>> start Entries provided

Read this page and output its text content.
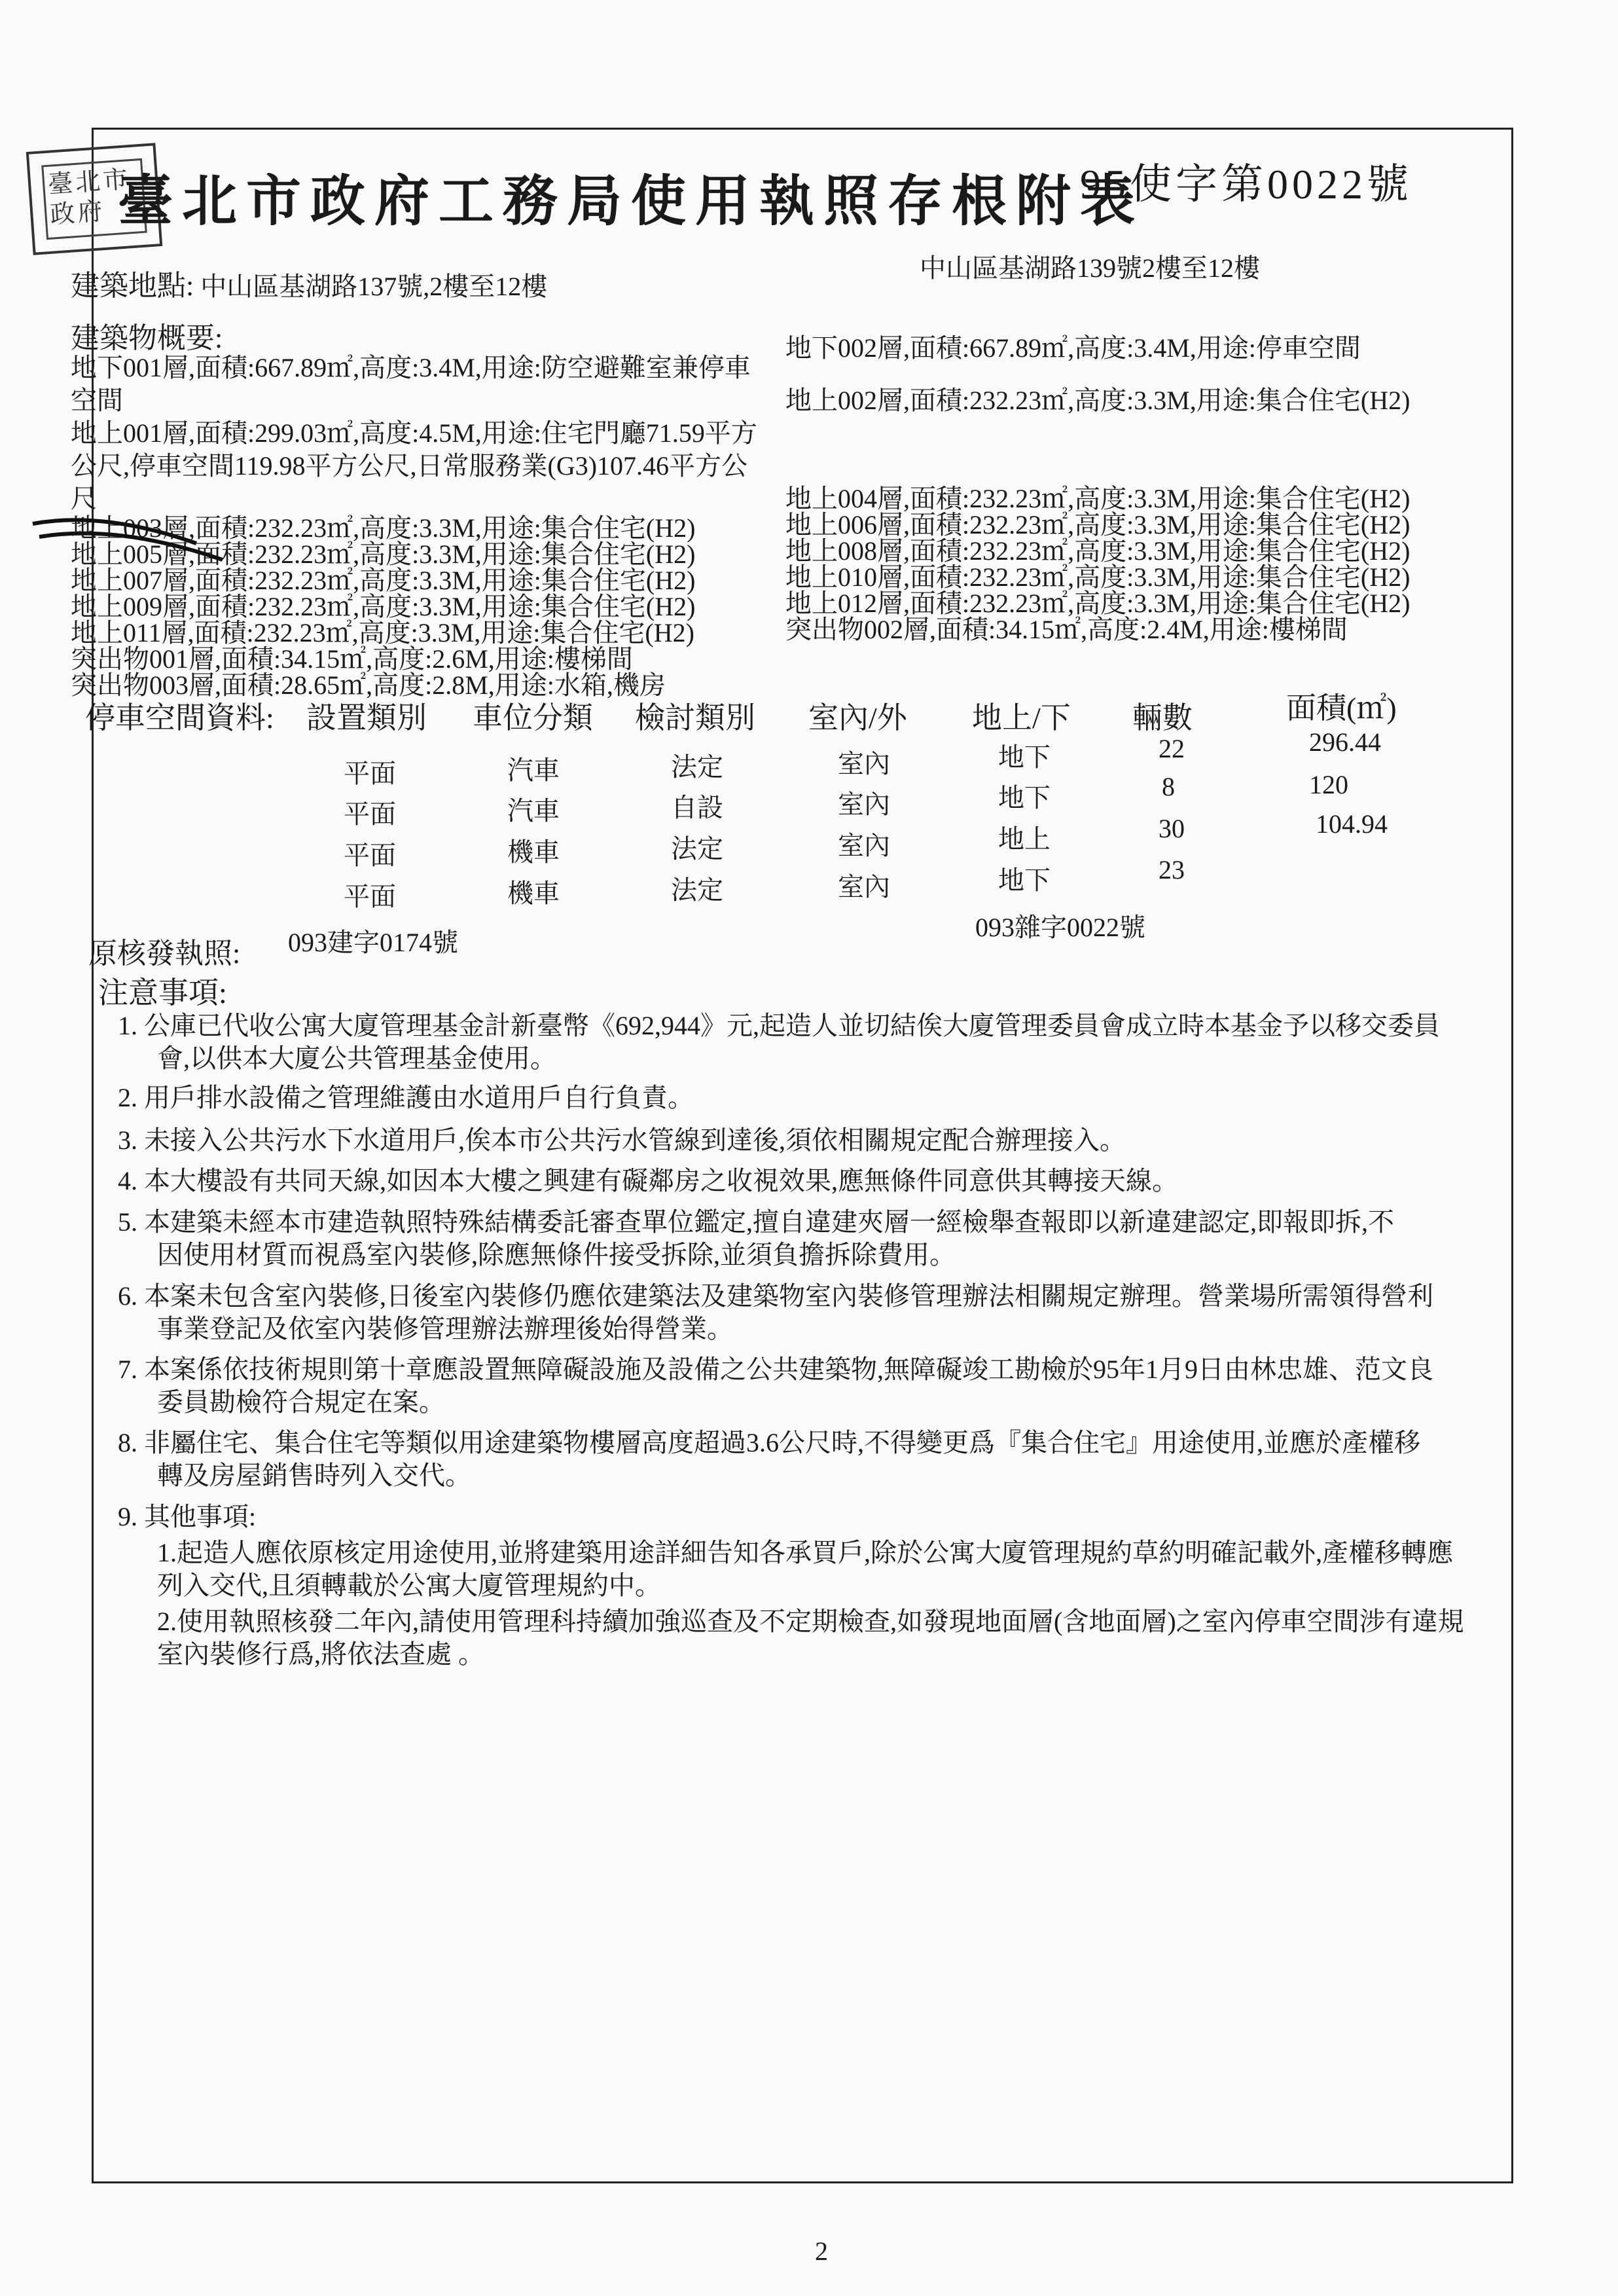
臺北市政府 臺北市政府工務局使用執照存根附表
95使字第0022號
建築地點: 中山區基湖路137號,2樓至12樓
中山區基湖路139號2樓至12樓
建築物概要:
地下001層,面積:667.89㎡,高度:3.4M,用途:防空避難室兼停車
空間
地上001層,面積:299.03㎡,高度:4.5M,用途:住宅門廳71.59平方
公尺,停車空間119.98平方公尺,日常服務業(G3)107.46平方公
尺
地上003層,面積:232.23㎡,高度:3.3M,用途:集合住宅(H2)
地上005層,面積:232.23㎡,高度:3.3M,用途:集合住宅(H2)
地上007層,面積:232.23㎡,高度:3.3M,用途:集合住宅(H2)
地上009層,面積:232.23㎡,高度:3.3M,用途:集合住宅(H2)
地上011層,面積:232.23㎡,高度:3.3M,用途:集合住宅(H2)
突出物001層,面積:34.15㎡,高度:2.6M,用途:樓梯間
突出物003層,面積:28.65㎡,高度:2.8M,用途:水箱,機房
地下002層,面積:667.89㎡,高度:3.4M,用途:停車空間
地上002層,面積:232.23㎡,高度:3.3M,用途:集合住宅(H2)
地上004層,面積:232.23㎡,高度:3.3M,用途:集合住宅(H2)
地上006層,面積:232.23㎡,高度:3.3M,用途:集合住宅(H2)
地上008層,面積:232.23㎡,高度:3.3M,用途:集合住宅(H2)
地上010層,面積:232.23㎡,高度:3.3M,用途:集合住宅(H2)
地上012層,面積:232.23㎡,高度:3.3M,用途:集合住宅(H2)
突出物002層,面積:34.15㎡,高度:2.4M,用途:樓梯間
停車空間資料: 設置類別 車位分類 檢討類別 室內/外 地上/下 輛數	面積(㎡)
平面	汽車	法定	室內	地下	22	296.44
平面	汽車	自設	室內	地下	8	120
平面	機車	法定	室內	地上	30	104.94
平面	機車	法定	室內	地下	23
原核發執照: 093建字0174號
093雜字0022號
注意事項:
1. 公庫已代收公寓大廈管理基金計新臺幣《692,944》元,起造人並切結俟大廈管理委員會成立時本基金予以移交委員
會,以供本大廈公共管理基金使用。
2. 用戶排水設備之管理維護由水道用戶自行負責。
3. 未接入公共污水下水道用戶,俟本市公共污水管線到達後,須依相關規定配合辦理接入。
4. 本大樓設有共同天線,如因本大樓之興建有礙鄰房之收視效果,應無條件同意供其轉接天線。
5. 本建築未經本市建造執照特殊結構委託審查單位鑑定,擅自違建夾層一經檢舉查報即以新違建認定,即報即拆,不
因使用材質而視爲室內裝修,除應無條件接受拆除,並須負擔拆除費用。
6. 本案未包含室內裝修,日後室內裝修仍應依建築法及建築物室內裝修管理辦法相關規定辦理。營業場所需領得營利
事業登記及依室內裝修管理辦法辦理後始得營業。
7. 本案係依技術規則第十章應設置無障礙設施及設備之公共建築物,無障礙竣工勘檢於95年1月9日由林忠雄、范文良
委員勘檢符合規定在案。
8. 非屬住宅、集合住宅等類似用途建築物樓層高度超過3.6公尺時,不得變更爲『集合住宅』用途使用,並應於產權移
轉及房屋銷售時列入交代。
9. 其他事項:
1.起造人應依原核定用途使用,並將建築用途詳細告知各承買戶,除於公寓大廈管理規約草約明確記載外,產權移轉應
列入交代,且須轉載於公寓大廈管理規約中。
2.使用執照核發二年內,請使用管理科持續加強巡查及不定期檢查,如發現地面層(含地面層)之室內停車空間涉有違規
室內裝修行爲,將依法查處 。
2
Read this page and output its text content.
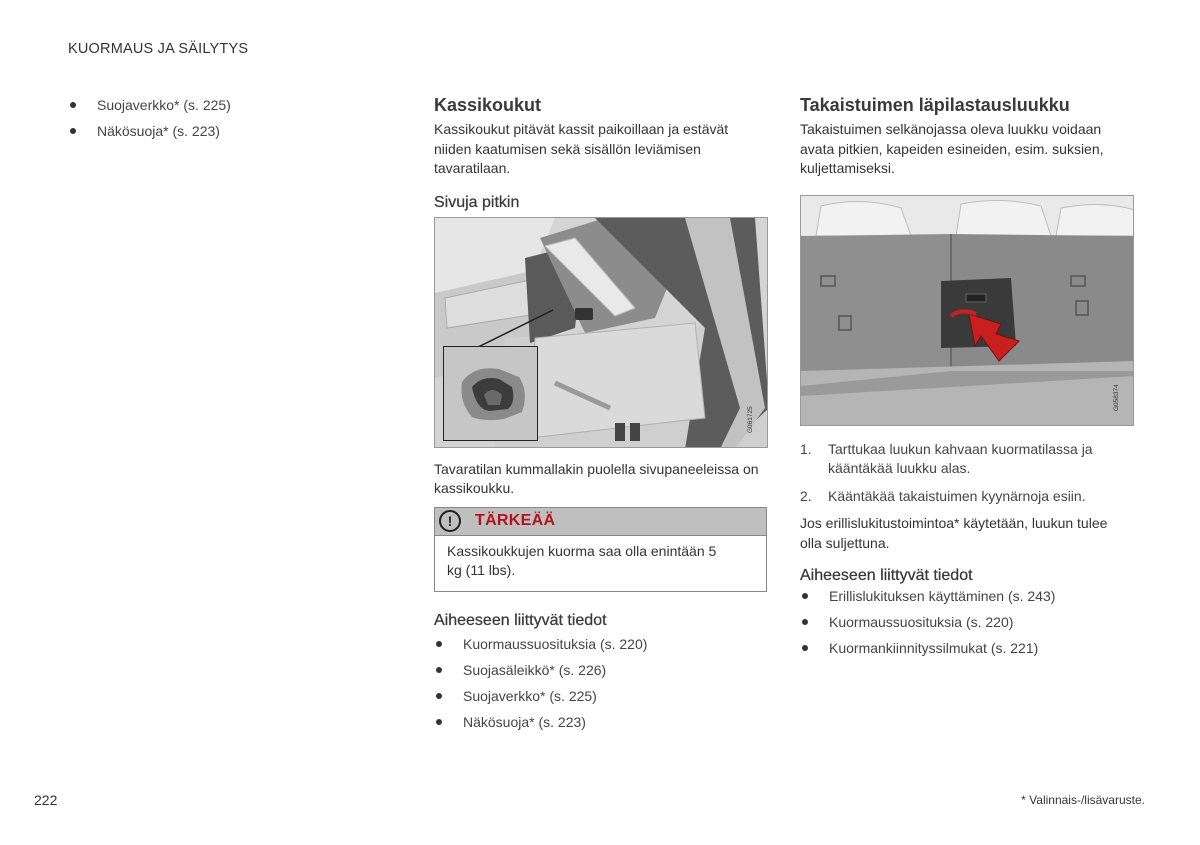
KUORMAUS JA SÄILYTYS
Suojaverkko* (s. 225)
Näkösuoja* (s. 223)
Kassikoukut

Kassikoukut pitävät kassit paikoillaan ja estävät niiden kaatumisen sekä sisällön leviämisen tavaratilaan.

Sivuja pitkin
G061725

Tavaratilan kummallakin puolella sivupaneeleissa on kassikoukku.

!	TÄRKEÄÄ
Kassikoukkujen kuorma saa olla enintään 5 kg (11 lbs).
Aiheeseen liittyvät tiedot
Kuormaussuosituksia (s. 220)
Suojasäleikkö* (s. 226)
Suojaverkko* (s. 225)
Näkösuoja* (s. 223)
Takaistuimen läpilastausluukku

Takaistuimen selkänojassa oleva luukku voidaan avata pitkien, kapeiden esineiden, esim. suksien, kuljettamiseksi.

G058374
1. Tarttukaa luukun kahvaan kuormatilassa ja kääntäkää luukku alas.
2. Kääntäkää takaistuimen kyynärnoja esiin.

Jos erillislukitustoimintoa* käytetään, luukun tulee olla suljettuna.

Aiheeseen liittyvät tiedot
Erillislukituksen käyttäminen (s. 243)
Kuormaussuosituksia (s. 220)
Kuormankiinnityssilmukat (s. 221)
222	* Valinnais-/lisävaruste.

>> end Entries provided

• [Instruction]: Write out each entry exactly as given, omitting any picture.

• [Exercise response]:
Read this page and output its text content.
臺北市政府 臺北市政府工務局使用執照存根附表
95使字第0022號
建築地點: 中山區基湖路137號,2樓至12樓
中山區基湖路139號2樓至12樓
建築物概要:
地下001層,面積:667.89㎡,高度:3.4M,用途:防空避難室兼停車
空間
地上001層,面積:299.03㎡,高度:4.5M,用途:住宅門廳71.59平方
公尺,停車空間119.98平方公尺,日常服務業(G3)107.46平方公
尺
地上003層,面積:232.23㎡,高度:3.3M,用途:集合住宅(H2)
地上005層,面積:232.23㎡,高度:3.3M,用途:集合住宅(H2)
地上007層,面積:232.23㎡,高度:3.3M,用途:集合住宅(H2)
地上009層,面積:232.23㎡,高度:3.3M,用途:集合住宅(H2)
地上011層,面積:232.23㎡,高度:3.3M,用途:集合住宅(H2)
突出物001層,面積:34.15㎡,高度:2.6M,用途:樓梯間
突出物003層,面積:28.65㎡,高度:2.8M,用途:水箱,機房
地下002層,面積:667.89㎡,高度:3.4M,用途:停車空間
地上002層,面積:232.23㎡,高度:3.3M,用途:集合住宅(H2)
地上004層,面積:232.23㎡,高度:3.3M,用途:集合住宅(H2)
地上006層,面積:232.23㎡,高度:3.3M,用途:集合住宅(H2)
地上008層,面積:232.23㎡,高度:3.3M,用途:集合住宅(H2)
地上010層,面積:232.23㎡,高度:3.3M,用途:集合住宅(H2)
地上012層,面積:232.23㎡,高度:3.3M,用途:集合住宅(H2)
突出物002層,面積:34.15㎡,高度:2.4M,用途:樓梯間
停車空間資料: 設置類別 車位分類 檢討類別 室內/外 地上/下 輛數	面積(㎡)
平面	汽車	法定	室內	地下	22	296.44
平面	汽車	自設	室內	地下	8	120
平面	機車	法定	室內	地上	30	104.94
平面	機車	法定	室內	地下	23
原核發執照: 093建字0174號
093雜字0022號
注意事項:
1. 公庫已代收公寓大廈管理基金計新臺幣《692,944》元,起造人並切結俟大廈管理委員會成立時本基金予以移交委員
會,以供本大廈公共管理基金使用。
2. 用戶排水設備之管理維護由水道用戶自行負責。
3. 未接入公共污水下水道用戶,俟本市公共污水管線到達後,須依相關規定配合辦理接入。
4. 本大樓設有共同天線,如因本大樓之興建有礙鄰房之收視效果,應無條件同意供其轉接天線。
5. 本建築未經本市建造執照特殊結構委託審查單位鑑定,擅自違建夾層一經檢舉查報即以新違建認定,即報即拆,不
因使用材質而視爲室內裝修,除應無條件接受拆除,並須負擔拆除費用。
6. 本案未包含室內裝修,日後室內裝修仍應依建築法及建築物室內裝修管理辦法相關規定辦理。營業場所需領得營利
事業登記及依室內裝修管理辦法辦理後始得營業。
7. 本案係依技術規則第十章應設置無障礙設施及設備之公共建築物,無障礙竣工勘檢於95年1月9日由林忠雄、范文良
委員勘檢符合規定在案。
8. 非屬住宅、集合住宅等類似用途建築物樓層高度超過3.6公尺時,不得變更爲『集合住宅』用途使用,並應於產權移
轉及房屋銷售時列入交代。
9. 其他事項:
1.起造人應依原核定用途使用,並將建築用途詳細告知各承買戶,除於公寓大廈管理規約草約明確記載外,產權移轉應
列入交代,且須轉載於公寓大廈管理規約中。
2.使用執照核發二年內,請使用管理科持續加強巡查及不定期檢查,如發現地面層(含地面層)之室內停車空間涉有違規
室內裝修行爲,將依法查處 。
2
Read this page and output its text content.
KUORMAUS JA SÄILYTYS
Suojaverkko* (s. 225)
Näkösuoja* (s. 223)
Kassikoukut

Kassikoukut pitävät kassit paikoillaan ja estävät niiden kaatumisen sekä sisällön leviämisen tavaratilaan.

Sivuja pitkin
G061725

Tavaratilan kummallakin puolella sivupaneeleissa on kassikoukku.

!	TÄRKEÄÄ
Kassikoukkujen kuorma saa olla enintään 5 kg (11 lbs).
Aiheeseen liittyvät tiedot
Kuormaussuosituksia (s. 220)
Suojasäleikkö* (s. 226)
Suojaverkko* (s. 225)
Näkösuoja* (s. 223)
Takaistuimen läpilastausluukku

Takaistuimen selkänojassa oleva luukku voidaan avata pitkien, kapeiden esineiden, esim. suksien, kuljettamiseksi.

G058374
1. Tarttukaa luukun kahvaan kuormatilassa ja kääntäkää luukku alas.
2. Kääntäkää takaistuimen kyynärnoja esiin.

Jos erillislukitustoimintoa* käytetään, luukun tulee olla suljettuna.

Aiheeseen liittyvät tiedot
Erillislukituksen käyttäminen (s. 243)
Kuormaussuosituksia (s. 220)
Kuormankiinnityssilmukat (s. 221)
222	* Valinnais-/lisävaruste.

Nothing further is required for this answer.